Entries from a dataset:
● ● ● ●

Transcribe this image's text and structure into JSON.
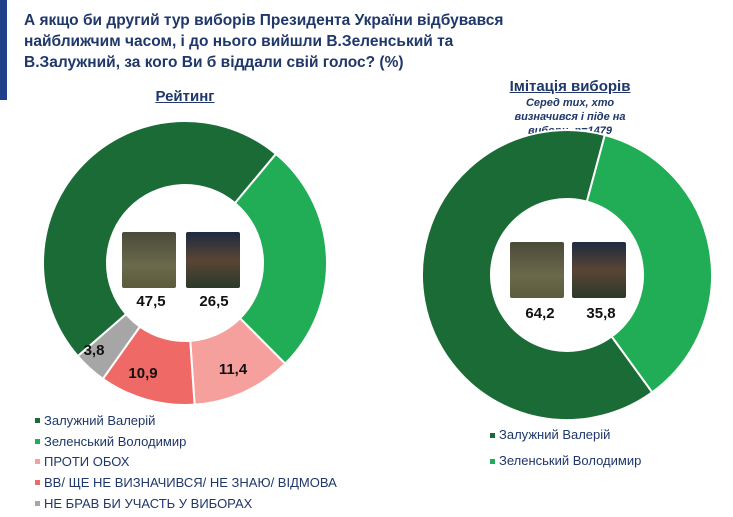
{
  "title": "А якщо би другий тур виборів Президента України відбувався найближчим часом, і до нього вийшли В.Зеленський та В.Залужний, за кого Ви б віддали свій голос? (%)",
  "chart_data": [
    {
      "type": "pie",
      "donut": true,
      "title": "Рейтинг",
      "categories": [
        "Залужний Валерій",
        "Зеленський Володимир",
        "ПРОТИ ОБОХ",
        "ВВ/ ЩЕ НЕ ВИЗНАЧИВСЯ/ НЕ ЗНАЮ/ ВІДМОВА",
        "НЕ БРАВ БИ УЧАСТЬ У ВИБОРАХ"
      ],
      "values": [
        47.5,
        26.5,
        11.4,
        10.9,
        3.8
      ],
      "labels": [
        "47,5",
        "26,5",
        "11,4",
        "10,9",
        "3,8"
      ],
      "colors": [
        "#1b6b36",
        "#21ad55",
        "#f6a09e",
        "#ef6a66",
        "#a6a6a6"
      ],
      "legend": "bottom-left"
    },
    {
      "type": "pie",
      "donut": true,
      "title": "Імітація виборів",
      "subtitle": "Серед тих, хто визначився і піде на вибори, n=1479",
      "categories": [
        "Залужний Валерій",
        "Зеленський Володимир"
      ],
      "values": [
        64.2,
        35.8
      ],
      "labels": [
        "64,2",
        "35,8"
      ],
      "colors": [
        "#1b6b36",
        "#21ad55"
      ],
      "legend": "bottom"
    }
  ]
}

● ● ● ●

> Stated task
Retype each entry precisely. Skip images entirely.

> Answer
Transcribe this image's text and structure into JSON.
{
  "title": "А якщо би другий тур виборів Президента України відбувався найближчим часом, і до нього вийшли В.Зеленський та В.Залужний, за кого Ви б віддали свій голос? (%)",
  "chart_data": [
    {
      "type": "pie",
      "donut": true,
      "title": "Рейтинг",
      "categories": [
        "Залужний Валерій",
        "Зеленський Володимир",
        "ПРОТИ ОБОХ",
        "ВВ/ ЩЕ НЕ ВИЗНАЧИВСЯ/ НЕ ЗНАЮ/ ВІДМОВА",
        "НЕ БРАВ БИ УЧАСТЬ У ВИБОРАХ"
      ],
      "values": [
        47.5,
        26.5,
        11.4,
        10.9,
        3.8
      ],
      "labels": [
        "47,5",
        "26,5",
        "11,4",
        "10,9",
        "3,8"
      ],
      "colors": [
        "#1b6b36",
        "#21ad55",
        "#f6a09e",
        "#ef6a66",
        "#a6a6a6"
      ],
      "legend": "bottom-left"
    },
    {
      "type": "pie",
      "donut": true,
      "title": "Імітація виборів",
      "subtitle": "Серед тих, хто визначився і піде на вибори, n=1479",
      "categories": [
        "Залужний Валерій",
        "Зеленський Володимир"
      ],
      "values": [
        64.2,
        35.8
      ],
      "labels": [
        "64,2",
        "35,8"
      ],
      "colors": [
        "#1b6b36",
        "#21ad55"
      ],
      "legend": "bottom"
    }
  ]
}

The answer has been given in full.